▶ Problem to solve: Report the number of lines where the string "Recipe" occurs, and write nothing else.

Dataset records:
'''

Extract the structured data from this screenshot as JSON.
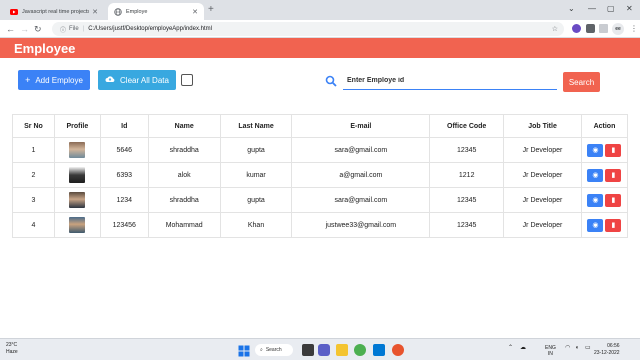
{
  "browser": {
    "tabs": [
      {
        "label": "Javascript real time projects - Yo"
      },
      {
        "label": "Employe"
      }
    ],
    "new_tab": "+",
    "window_controls": [
      "⌄",
      "—",
      "▢",
      "✕"
    ],
    "address": {
      "scheme": "File",
      "url": "C:/Users/justf/Desktop/employeApp/index.html"
    },
    "profile": "ee"
  },
  "app": {
    "title": "Employee",
    "add_button": "Add Employe",
    "clear_button": "Clear All Data",
    "search_placeholder": "Enter Employe id",
    "search_button": "Search"
  },
  "table": {
    "headers": [
      "Sr No",
      "Profile",
      "Id",
      "Name",
      "Last Name",
      "E-mail",
      "Office Code",
      "Job Title",
      "Action"
    ],
    "rows": [
      {
        "sr": "1",
        "id": "5646",
        "name": "shraddha",
        "last": "gupta",
        "email": "sara@gmail.com",
        "office": "12345",
        "job": "Jr Developer"
      },
      {
        "sr": "2",
        "id": "6393",
        "name": "alok",
        "last": "kumar",
        "email": "a@gmail.com",
        "office": "1212",
        "job": "Jr Developer"
      },
      {
        "sr": "3",
        "id": "1234",
        "name": "shraddha",
        "last": "gupta",
        "email": "sara@gmail.com",
        "office": "12345",
        "job": "Jr Developer"
      },
      {
        "sr": "4",
        "id": "123456",
        "name": "Mohammad",
        "last": "Khan",
        "email": "justwee33@gmail.com",
        "office": "12345",
        "job": "Jr Developer"
      }
    ]
  },
  "taskbar": {
    "weather_temp": "23°C",
    "weather_desc": "Haze",
    "search": "Search",
    "lang_line1": "ENG",
    "lang_line2": "IN",
    "time": "06:56",
    "date": "23-12-2022"
  },
  "colors": {
    "brand": "#f16350",
    "primary": "#3b82f6",
    "danger": "#ef4444",
    "clear": "#38a8e0"
  }
}
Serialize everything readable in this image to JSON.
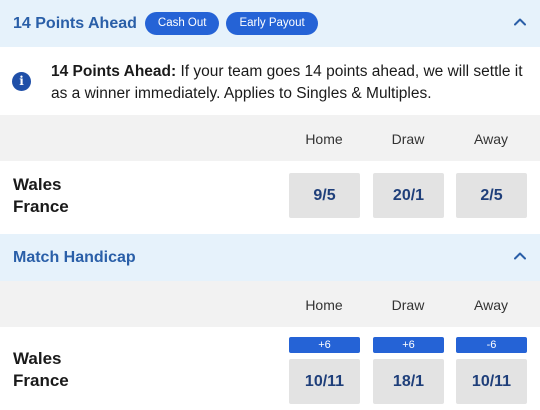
{
  "section1": {
    "title": "14 Points Ahead",
    "badges": [
      "Cash Out",
      "Early Payout"
    ],
    "chevron": "chevron-up-icon",
    "info": {
      "icon": "info-icon",
      "icon_glyph": "i",
      "bold": "14 Points Ahead:",
      "text": " If your team goes 14 points ahead, we will settle it as a winner immediately. Applies to Singles & Multiples."
    },
    "columns": [
      "Home",
      "Draw",
      "Away"
    ],
    "match": {
      "team1": "Wales",
      "team2": "France",
      "odds": [
        "9/5",
        "20/1",
        "2/5"
      ]
    }
  },
  "section2": {
    "title": "Match Handicap",
    "chevron": "chevron-up-icon",
    "columns": [
      "Home",
      "Draw",
      "Away"
    ],
    "match": {
      "team1": "Wales",
      "team2": "France",
      "handicaps": [
        "+6",
        "+6",
        "-6"
      ],
      "odds": [
        "10/11",
        "18/1",
        "10/11"
      ]
    }
  },
  "colors": {
    "header_bg": "#e6f2fb",
    "header_title": "#2a5fa8",
    "accent": "#2563d6",
    "odds_bg": "#e3e3e3",
    "odds_text": "#1f3f7a"
  }
}
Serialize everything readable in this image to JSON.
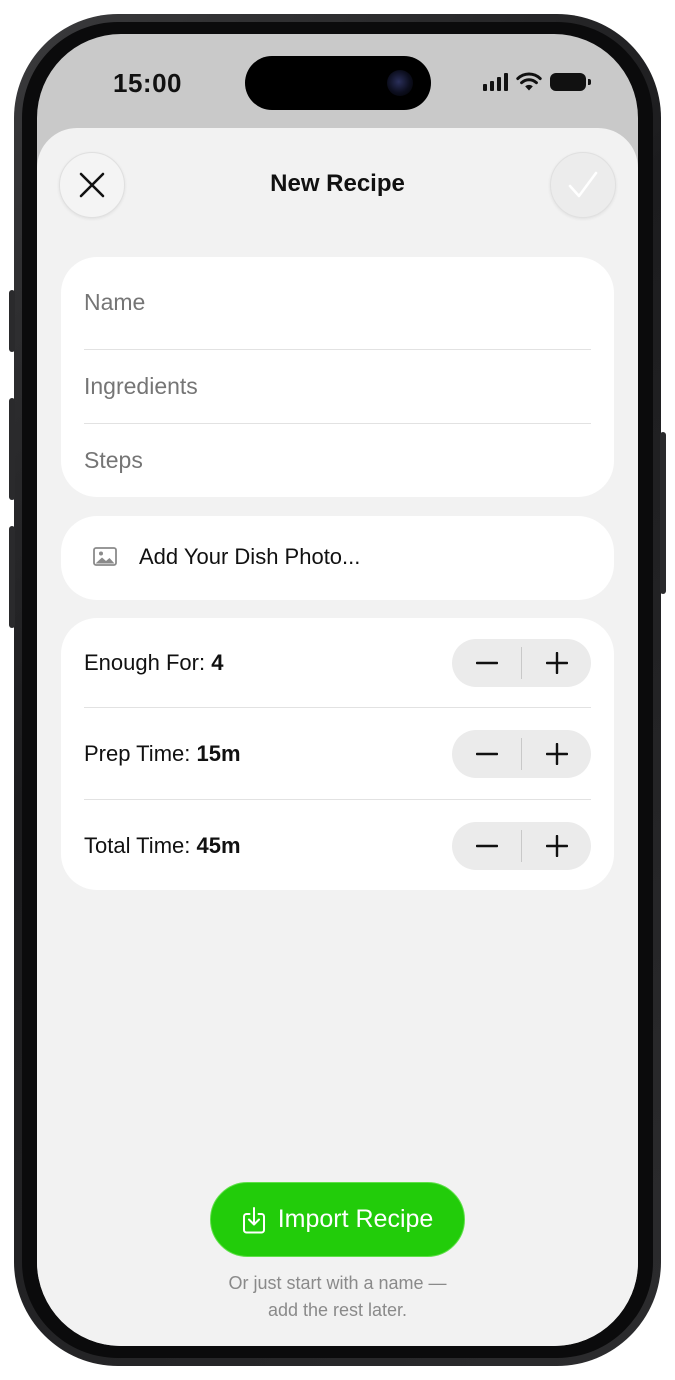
{
  "status_bar": {
    "time": "15:00"
  },
  "header": {
    "title": "New Recipe"
  },
  "form": {
    "name_placeholder": "Name",
    "ingredients_placeholder": "Ingredients",
    "steps_placeholder": "Steps"
  },
  "photo": {
    "label": "Add Your Dish Photo..."
  },
  "steppers": [
    {
      "label": "Enough For:",
      "value": "4"
    },
    {
      "label": "Prep Time:",
      "value": "15m"
    },
    {
      "label": "Total Time:",
      "value": "45m"
    }
  ],
  "import": {
    "label": "Import Recipe"
  },
  "hint": {
    "line1": "Or just start with a name —",
    "line2": "add the rest later."
  },
  "colors": {
    "accent_green": "#22cc0a",
    "sheet_background": "#f2f2f2",
    "card_background": "#ffffff"
  }
}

'''

▶ Solution: 2